▸ **AIM**
Exactly as written, retype the listing below, omitting the pictures.

▸ **DATA IN THIS EXERCISE**
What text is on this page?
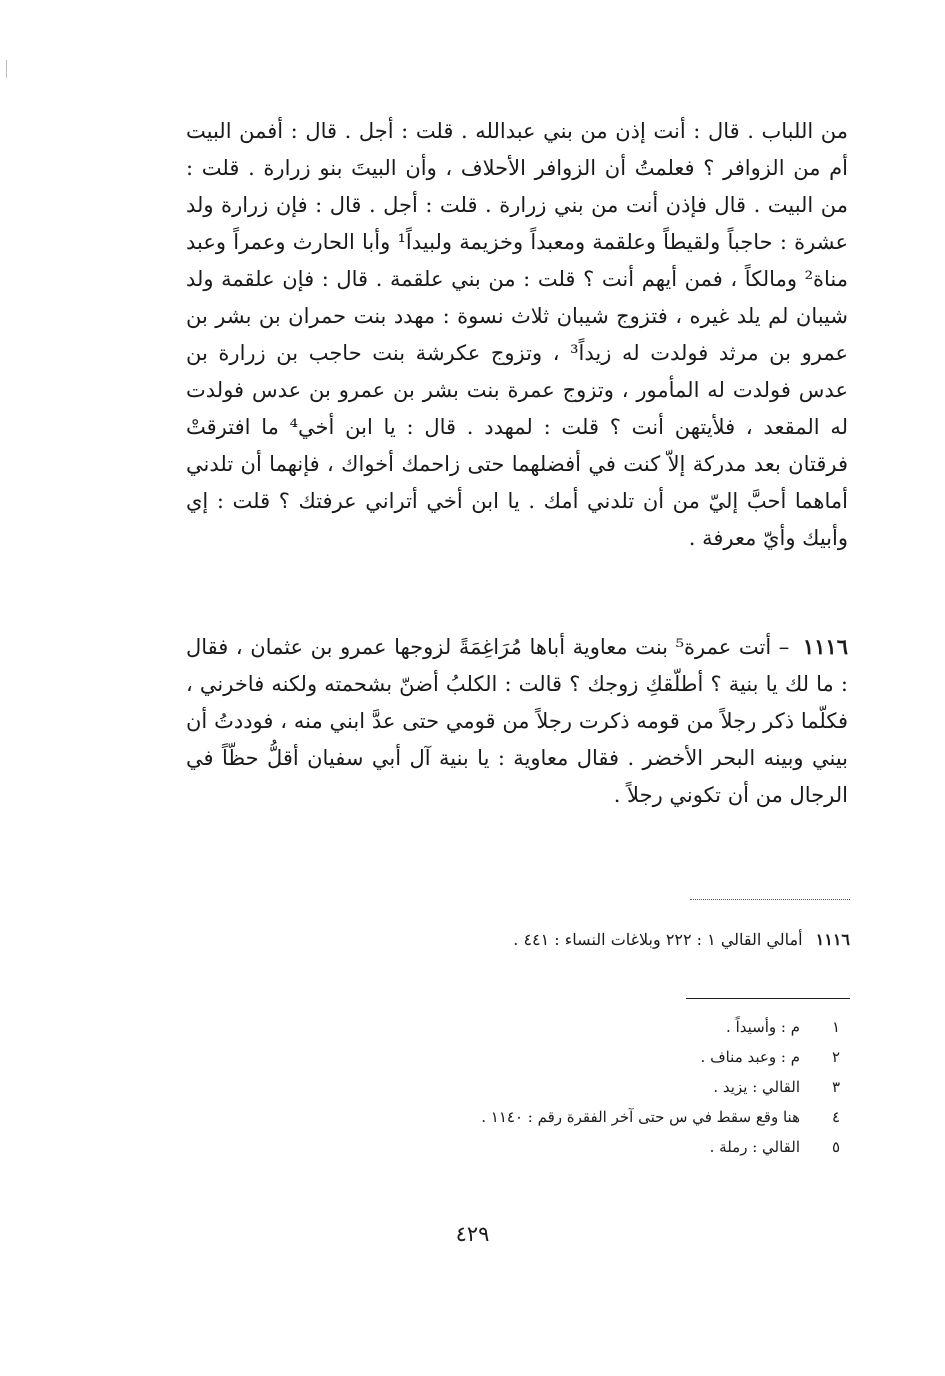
من اللباب . قال : أنت إذن من بني عبدالله . قلت : أجل . قال : أفمن البيت أم من الزوافر ؟ فعلمتُ أن الزوافر الأحلاف ، وأن البيتَ بنو زرارة . قلت : من البيت . قال فإذن أنت من بني زرارة . قلت : أجل . قال : فإن زرارة ولد عشرة : حاجباً ولقيطاً وعلقمة ومعبداً وخزيمة ولبيداً¹ وأبا الحارث وعمراً وعبد مناة² ومالكاً ، فمن أيهم أنت ؟ قلت : من بني علقمة . قال : فإن علقمة ولد شيبان لم يلد غيره ، فتزوج شيبان ثلاث نسوة : مهدد بنت حمران بن بشر بن عمرو بن مرثد فولدت له زيداً³ ، وتزوج عكرشة بنت حاجب بن زرارة بن عدس فولدت له المأمور ، وتزوج عمرة بنت بشر بن عمرو بن عدس فولدت له المقعد ، فلأيتهن أنت ؟ قلت : لمهدد . قال : يا ابن أخي⁴ ما افترقتْ فرقتان بعد مدركة إلاّ كنت في أفضلهما حتى زاحمك أخواك ، فإنهما أن تلدني أماهما أحبَّ إليّ من أن تلدني أمك . يا ابن أخي أتراني عرفتك ؟ قلت : إي وأبيك وأيّ معرفة .

١١١٦ – أتت عمرة⁵ بنت معاوية أباها مُرَاغِمَةً لزوجها عمرو بن عثمان ، فقال : ما لك يا بنية ؟ أطلّقكِ زوجك ؟ قالت : الكلبُ أضنّ بشحمته ولكنه فاخرني ، فكلّما ذكر رجلاً من قومه ذكرت رجلاً من قومي حتى عدَّ ابني منه ، فوددتُ أن بيني وبينه البحر الأخضر . فقال معاوية : يا بنية آل أبي سفيان أقلُّ حظّاً في الرجال من أن تكوني رجلاً .

١١١٦ أمالي القالي ١ : ٢٢٢ وبلاغات النساء : ٤٤١ .
١
م : وأسيداً .
٢
م : وعبد مناف .
٣
القالي : يزيد .
٤
هنا وقع سقط في س حتى آخر الفقرة رقم : ١١٤٠ .
٥
القالي : رملة .
٤٢٩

▸ **ANSWER TO THIS TASK**
What text is on this page?
من اللباب . قال : أنت إذن من بني عبدالله . قلت : أجل . قال : أفمن البيت أم من الزوافر ؟ فعلمتُ أن الزوافر الأحلاف ، وأن البيتَ بنو زرارة . قلت : من البيت . قال فإذن أنت من بني زرارة . قلت : أجل . قال : فإن زرارة ولد عشرة : حاجباً ولقيطاً وعلقمة ومعبداً وخزيمة ولبيداً¹ وأبا الحارث وعمراً وعبد مناة² ومالكاً ، فمن أيهم أنت ؟ قلت : من بني علقمة . قال : فإن علقمة ولد شيبان لم يلد غيره ، فتزوج شيبان ثلاث نسوة : مهدد بنت حمران بن بشر بن عمرو بن مرثد فولدت له زيداً³ ، وتزوج عكرشة بنت حاجب بن زرارة بن عدس فولدت له المأمور ، وتزوج عمرة بنت بشر بن عمرو بن عدس فولدت له المقعد ، فلأيتهن أنت ؟ قلت : لمهدد . قال : يا ابن أخي⁴ ما افترقتْ فرقتان بعد مدركة إلاّ كنت في أفضلهما حتى زاحمك أخواك ، فإنهما أن تلدني أماهما أحبَّ إليّ من أن تلدني أمك . يا ابن أخي أتراني عرفتك ؟ قلت : إي وأبيك وأيّ معرفة .

١١١٦ – أتت عمرة⁵ بنت معاوية أباها مُرَاغِمَةً لزوجها عمرو بن عثمان ، فقال : ما لك يا بنية ؟ أطلّقكِ زوجك ؟ قالت : الكلبُ أضنّ بشحمته ولكنه فاخرني ، فكلّما ذكر رجلاً من قومه ذكرت رجلاً من قومي حتى عدَّ ابني منه ، فوددتُ أن بيني وبينه البحر الأخضر . فقال معاوية : يا بنية آل أبي سفيان أقلُّ حظّاً في الرجال من أن تكوني رجلاً .

١١١٦ أمالي القالي ١ : ٢٢٢ وبلاغات النساء : ٤٤١ .
١
م : وأسيداً .
٢
م : وعبد مناف .
٣
القالي : يزيد .
٤
هنا وقع سقط في س حتى آخر الفقرة رقم : ١١٤٠ .
٥
القالي : رملة .
٤٢٩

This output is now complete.